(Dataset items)
◆ ◆ ◆ ◆ ◆ ◆ ◆
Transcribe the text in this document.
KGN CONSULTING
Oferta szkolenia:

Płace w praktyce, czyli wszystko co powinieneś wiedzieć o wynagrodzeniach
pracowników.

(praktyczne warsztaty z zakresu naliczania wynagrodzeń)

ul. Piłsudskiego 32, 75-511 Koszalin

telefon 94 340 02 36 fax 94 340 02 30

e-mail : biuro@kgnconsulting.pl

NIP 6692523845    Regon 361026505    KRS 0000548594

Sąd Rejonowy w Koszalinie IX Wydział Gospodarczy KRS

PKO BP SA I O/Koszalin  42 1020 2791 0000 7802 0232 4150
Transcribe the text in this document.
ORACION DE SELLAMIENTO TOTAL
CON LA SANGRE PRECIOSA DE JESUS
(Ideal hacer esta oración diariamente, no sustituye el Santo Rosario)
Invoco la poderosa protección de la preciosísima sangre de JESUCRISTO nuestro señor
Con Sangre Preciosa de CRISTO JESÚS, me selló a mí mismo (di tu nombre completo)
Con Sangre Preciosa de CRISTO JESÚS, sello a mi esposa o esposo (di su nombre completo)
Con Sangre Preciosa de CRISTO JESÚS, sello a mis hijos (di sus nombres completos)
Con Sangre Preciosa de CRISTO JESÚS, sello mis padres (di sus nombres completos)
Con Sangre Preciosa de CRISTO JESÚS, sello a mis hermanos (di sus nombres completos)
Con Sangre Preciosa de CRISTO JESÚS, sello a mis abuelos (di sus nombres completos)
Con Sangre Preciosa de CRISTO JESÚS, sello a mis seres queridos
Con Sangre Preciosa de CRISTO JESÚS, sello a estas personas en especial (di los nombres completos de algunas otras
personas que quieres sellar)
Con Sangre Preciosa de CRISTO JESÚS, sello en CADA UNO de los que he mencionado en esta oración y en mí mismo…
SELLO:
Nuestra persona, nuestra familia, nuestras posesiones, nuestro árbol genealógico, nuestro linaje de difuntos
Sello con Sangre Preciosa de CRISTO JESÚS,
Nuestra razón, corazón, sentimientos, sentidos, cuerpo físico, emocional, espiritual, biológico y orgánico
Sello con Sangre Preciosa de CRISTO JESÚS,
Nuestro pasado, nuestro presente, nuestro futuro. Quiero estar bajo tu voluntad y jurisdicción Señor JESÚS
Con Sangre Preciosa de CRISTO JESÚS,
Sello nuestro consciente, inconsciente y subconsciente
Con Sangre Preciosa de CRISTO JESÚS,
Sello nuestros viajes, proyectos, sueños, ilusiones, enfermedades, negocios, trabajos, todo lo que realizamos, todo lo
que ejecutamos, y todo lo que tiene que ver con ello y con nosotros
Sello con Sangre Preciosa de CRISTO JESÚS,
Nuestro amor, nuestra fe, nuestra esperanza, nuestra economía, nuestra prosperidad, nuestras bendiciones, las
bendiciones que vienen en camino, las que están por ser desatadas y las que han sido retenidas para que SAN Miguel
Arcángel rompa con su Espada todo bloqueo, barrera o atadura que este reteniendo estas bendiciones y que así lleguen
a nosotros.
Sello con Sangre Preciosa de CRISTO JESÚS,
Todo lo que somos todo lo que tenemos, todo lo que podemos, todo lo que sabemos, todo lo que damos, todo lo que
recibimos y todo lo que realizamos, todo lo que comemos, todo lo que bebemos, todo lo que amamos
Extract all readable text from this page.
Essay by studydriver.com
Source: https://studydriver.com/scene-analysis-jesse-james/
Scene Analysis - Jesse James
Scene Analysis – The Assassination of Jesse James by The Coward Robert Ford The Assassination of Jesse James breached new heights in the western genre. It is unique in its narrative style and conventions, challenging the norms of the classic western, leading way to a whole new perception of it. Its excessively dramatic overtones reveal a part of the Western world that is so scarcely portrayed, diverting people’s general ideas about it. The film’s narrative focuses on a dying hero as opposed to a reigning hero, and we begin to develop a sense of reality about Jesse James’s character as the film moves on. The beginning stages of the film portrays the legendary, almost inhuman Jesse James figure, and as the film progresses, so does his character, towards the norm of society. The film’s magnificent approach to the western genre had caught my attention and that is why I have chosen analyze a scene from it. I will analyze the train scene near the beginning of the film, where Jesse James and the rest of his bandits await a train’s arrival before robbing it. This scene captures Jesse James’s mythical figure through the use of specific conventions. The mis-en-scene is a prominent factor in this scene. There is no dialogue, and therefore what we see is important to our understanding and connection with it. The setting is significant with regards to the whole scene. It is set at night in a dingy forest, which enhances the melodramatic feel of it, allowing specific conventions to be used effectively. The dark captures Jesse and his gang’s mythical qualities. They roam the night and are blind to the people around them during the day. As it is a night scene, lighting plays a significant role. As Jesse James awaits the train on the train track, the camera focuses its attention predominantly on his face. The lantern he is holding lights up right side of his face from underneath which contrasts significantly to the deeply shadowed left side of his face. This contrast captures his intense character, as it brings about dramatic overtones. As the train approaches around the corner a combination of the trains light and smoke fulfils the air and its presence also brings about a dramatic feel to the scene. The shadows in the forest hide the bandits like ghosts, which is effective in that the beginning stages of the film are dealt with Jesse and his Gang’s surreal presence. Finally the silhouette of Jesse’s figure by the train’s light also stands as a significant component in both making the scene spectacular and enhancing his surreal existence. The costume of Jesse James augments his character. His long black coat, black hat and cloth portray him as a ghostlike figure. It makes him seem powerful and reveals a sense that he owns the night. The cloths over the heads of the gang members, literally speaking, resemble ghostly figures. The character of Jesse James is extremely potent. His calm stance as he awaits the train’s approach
◆ ◆ ◆ ◆ ◆ ◆ ◆
• _STATED PROBLEM_
Go through the data and return every record exactly.

• _RIGHT ANSWER_
Transcribe the text in this document.
KGN CONSULTING
Oferta szkolenia:

Płace w praktyce, czyli wszystko co powinieneś wiedzieć o wynagrodzeniach
pracowników.

(praktyczne warsztaty z zakresu naliczania wynagrodzeń)

ul. Piłsudskiego 32, 75-511 Koszalin

telefon 94 340 02 36 fax 94 340 02 30

e-mail : biuro@kgnconsulting.pl

NIP 6692523845    Regon 361026505    KRS 0000548594

Sąd Rejonowy w Koszalinie IX Wydział Gospodarczy KRS

PKO BP SA I O/Koszalin  42 1020 2791 0000 7802 0232 4150
Transcribe the text in this document.
ORACION DE SELLAMIENTO TOTAL
CON LA SANGRE PRECIOSA DE JESUS
(Ideal hacer esta oración diariamente, no sustituye el Santo Rosario)
Invoco la poderosa protección de la preciosísima sangre de JESUCRISTO nuestro señor
Con Sangre Preciosa de CRISTO JESÚS, me selló a mí mismo (di tu nombre completo)
Con Sangre Preciosa de CRISTO JESÚS, sello a mi esposa o esposo (di su nombre completo)
Con Sangre Preciosa de CRISTO JESÚS, sello a mis hijos (di sus nombres completos)
Con Sangre Preciosa de CRISTO JESÚS, sello mis padres (di sus nombres completos)
Con Sangre Preciosa de CRISTO JESÚS, sello a mis hermanos (di sus nombres completos)
Con Sangre Preciosa de CRISTO JESÚS, sello a mis abuelos (di sus nombres completos)
Con Sangre Preciosa de CRISTO JESÚS, sello a mis seres queridos
Con Sangre Preciosa de CRISTO JESÚS, sello a estas personas en especial (di los nombres completos de algunas otras
personas que quieres sellar)
Con Sangre Preciosa de CRISTO JESÚS, sello en CADA UNO de los que he mencionado en esta oración y en mí mismo…
SELLO:
Nuestra persona, nuestra familia, nuestras posesiones, nuestro árbol genealógico, nuestro linaje de difuntos
Sello con Sangre Preciosa de CRISTO JESÚS,
Nuestra razón, corazón, sentimientos, sentidos, cuerpo físico, emocional, espiritual, biológico y orgánico
Sello con Sangre Preciosa de CRISTO JESÚS,
Nuestro pasado, nuestro presente, nuestro futuro. Quiero estar bajo tu voluntad y jurisdicción Señor JESÚS
Con Sangre Preciosa de CRISTO JESÚS,
Sello nuestro consciente, inconsciente y subconsciente
Con Sangre Preciosa de CRISTO JESÚS,
Sello nuestros viajes, proyectos, sueños, ilusiones, enfermedades, negocios, trabajos, todo lo que realizamos, todo lo
que ejecutamos, y todo lo que tiene que ver con ello y con nosotros
Sello con Sangre Preciosa de CRISTO JESÚS,
Nuestro amor, nuestra fe, nuestra esperanza, nuestra economía, nuestra prosperidad, nuestras bendiciones, las
bendiciones que vienen en camino, las que están por ser desatadas y las que han sido retenidas para que SAN Miguel
Arcángel rompa con su Espada todo bloqueo, barrera o atadura que este reteniendo estas bendiciones y que así lleguen
a nosotros.
Sello con Sangre Preciosa de CRISTO JESÚS,
Todo lo que somos todo lo que tenemos, todo lo que podemos, todo lo que sabemos, todo lo que damos, todo lo que
recibimos y todo lo que realizamos, todo lo que comemos, todo lo que bebemos, todo lo que amamos
Extract all readable text from this page.
Essay by studydriver.com
Source: https://studydriver.com/scene-analysis-jesse-james/
Scene Analysis - Jesse James
Scene Analysis – The Assassination of Jesse James by The Coward Robert Ford The Assassination of Jesse James breached new heights in the western genre. It is unique in its narrative style and conventions, challenging the norms of the classic western, leading way to a whole new perception of it. Its excessively dramatic overtones reveal a part of the Western world that is so scarcely portrayed, diverting people’s general ideas about it. The film’s narrative focuses on a dying hero as opposed to a reigning hero, and we begin to develop a sense of reality about Jesse James’s character as the film moves on. The beginning stages of the film portrays the legendary, almost inhuman Jesse James figure, and as the film progresses, so does his character, towards the norm of society. The film’s magnificent approach to the western genre had caught my attention and that is why I have chosen analyze a scene from it. I will analyze the train scene near the beginning of the film, where Jesse James and the rest of his bandits await a train’s arrival before robbing it. This scene captures Jesse James’s mythical figure through the use of specific conventions. The mis-en-scene is a prominent factor in this scene. There is no dialogue, and therefore what we see is important to our understanding and connection with it. The setting is significant with regards to the whole scene. It is set at night in a dingy forest, which enhances the melodramatic feel of it, allowing specific conventions to be used effectively. The dark captures Jesse and his gang’s mythical qualities. They roam the night and are blind to the people around them during the day. As it is a night scene, lighting plays a significant role. As Jesse James awaits the train on the train track, the camera focuses its attention predominantly on his face. The lantern he is holding lights up right side of his face from underneath which contrasts significantly to the deeply shadowed left side of his face. This contrast captures his intense character, as it brings about dramatic overtones. As the train approaches around the corner a combination of the trains light and smoke fulfils the air and its presence also brings about a dramatic feel to the scene. The shadows in the forest hide the bandits like ghosts, which is effective in that the beginning stages of the film are dealt with Jesse and his Gang’s surreal presence. Finally the silhouette of Jesse’s figure by the train’s light also stands as a significant component in both making the scene spectacular and enhancing his surreal existence. The costume of Jesse James augments his character. His long black coat, black hat and cloth portray him as a ghostlike figure. It makes him seem powerful and reveals a sense that he owns the night. The cloths over the heads of the gang members, literally speaking, resemble ghostly figures. The character of Jesse James is extremely potent. His calm stance as he awaits the train’s approach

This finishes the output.